--- Entries shown ---
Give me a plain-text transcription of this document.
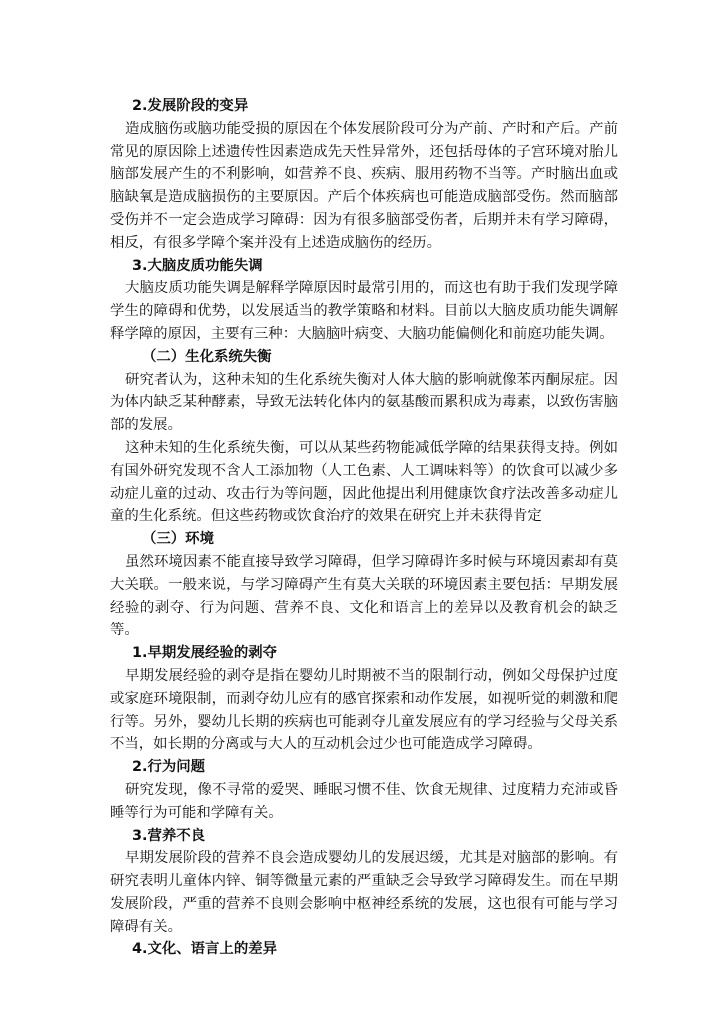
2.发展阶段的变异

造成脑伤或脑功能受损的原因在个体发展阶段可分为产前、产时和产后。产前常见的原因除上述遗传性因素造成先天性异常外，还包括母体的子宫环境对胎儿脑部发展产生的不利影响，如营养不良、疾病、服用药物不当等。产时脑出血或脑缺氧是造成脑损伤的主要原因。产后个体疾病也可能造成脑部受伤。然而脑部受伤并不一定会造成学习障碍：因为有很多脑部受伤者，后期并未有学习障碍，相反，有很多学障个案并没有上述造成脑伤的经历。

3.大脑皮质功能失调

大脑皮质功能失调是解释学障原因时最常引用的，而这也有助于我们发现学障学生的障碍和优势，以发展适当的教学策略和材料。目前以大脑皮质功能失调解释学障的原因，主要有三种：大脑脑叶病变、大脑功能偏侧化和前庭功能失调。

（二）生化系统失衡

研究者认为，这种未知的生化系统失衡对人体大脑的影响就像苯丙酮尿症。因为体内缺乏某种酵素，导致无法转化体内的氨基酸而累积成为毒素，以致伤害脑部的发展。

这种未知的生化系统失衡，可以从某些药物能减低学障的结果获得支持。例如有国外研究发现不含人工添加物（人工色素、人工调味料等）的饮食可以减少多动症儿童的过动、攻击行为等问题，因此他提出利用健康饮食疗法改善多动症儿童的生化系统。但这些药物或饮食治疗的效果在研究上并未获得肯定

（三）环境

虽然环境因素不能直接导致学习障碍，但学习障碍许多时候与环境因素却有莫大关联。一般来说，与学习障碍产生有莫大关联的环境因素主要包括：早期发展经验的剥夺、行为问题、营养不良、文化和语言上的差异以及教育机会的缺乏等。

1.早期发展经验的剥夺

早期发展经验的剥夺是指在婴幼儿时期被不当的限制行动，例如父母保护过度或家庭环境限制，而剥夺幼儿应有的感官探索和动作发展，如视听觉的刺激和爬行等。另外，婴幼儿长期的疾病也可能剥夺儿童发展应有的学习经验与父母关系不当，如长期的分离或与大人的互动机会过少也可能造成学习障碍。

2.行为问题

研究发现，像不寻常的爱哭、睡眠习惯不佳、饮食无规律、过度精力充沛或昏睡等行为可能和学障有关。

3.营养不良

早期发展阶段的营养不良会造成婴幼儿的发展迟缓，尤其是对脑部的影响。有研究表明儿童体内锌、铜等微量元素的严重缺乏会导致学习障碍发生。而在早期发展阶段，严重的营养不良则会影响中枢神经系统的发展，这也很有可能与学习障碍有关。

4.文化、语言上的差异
---
Restate each of the entries above word for word and skip every image.

Give me a plain-text transcription of this document.
2.发展阶段的变异

造成脑伤或脑功能受损的原因在个体发展阶段可分为产前、产时和产后。产前常见的原因除上述遗传性因素造成先天性异常外，还包括母体的子宫环境对胎儿脑部发展产生的不利影响，如营养不良、疾病、服用药物不当等。产时脑出血或脑缺氧是造成脑损伤的主要原因。产后个体疾病也可能造成脑部受伤。然而脑部受伤并不一定会造成学习障碍：因为有很多脑部受伤者，后期并未有学习障碍，相反，有很多学障个案并没有上述造成脑伤的经历。

3.大脑皮质功能失调

大脑皮质功能失调是解释学障原因时最常引用的，而这也有助于我们发现学障学生的障碍和优势，以发展适当的教学策略和材料。目前以大脑皮质功能失调解释学障的原因，主要有三种：大脑脑叶病变、大脑功能偏侧化和前庭功能失调。

（二）生化系统失衡

研究者认为，这种未知的生化系统失衡对人体大脑的影响就像苯丙酮尿症。因为体内缺乏某种酵素，导致无法转化体内的氨基酸而累积成为毒素，以致伤害脑部的发展。

这种未知的生化系统失衡，可以从某些药物能减低学障的结果获得支持。例如有国外研究发现不含人工添加物（人工色素、人工调味料等）的饮食可以减少多动症儿童的过动、攻击行为等问题，因此他提出利用健康饮食疗法改善多动症儿童的生化系统。但这些药物或饮食治疗的效果在研究上并未获得肯定

（三）环境

虽然环境因素不能直接导致学习障碍，但学习障碍许多时候与环境因素却有莫大关联。一般来说，与学习障碍产生有莫大关联的环境因素主要包括：早期发展经验的剥夺、行为问题、营养不良、文化和语言上的差异以及教育机会的缺乏等。

1.早期发展经验的剥夺

早期发展经验的剥夺是指在婴幼儿时期被不当的限制行动，例如父母保护过度或家庭环境限制，而剥夺幼儿应有的感官探索和动作发展，如视听觉的刺激和爬行等。另外，婴幼儿长期的疾病也可能剥夺儿童发展应有的学习经验与父母关系不当，如长期的分离或与大人的互动机会过少也可能造成学习障碍。

2.行为问题

研究发现，像不寻常的爱哭、睡眠习惯不佳、饮食无规律、过度精力充沛或昏睡等行为可能和学障有关。

3.营养不良

早期发展阶段的营养不良会造成婴幼儿的发展迟缓，尤其是对脑部的影响。有研究表明儿童体内锌、铜等微量元素的严重缺乏会导致学习障碍发生。而在早期发展阶段，严重的营养不良则会影响中枢神经系统的发展，这也很有可能与学习障碍有关。

4.文化、语言上的差异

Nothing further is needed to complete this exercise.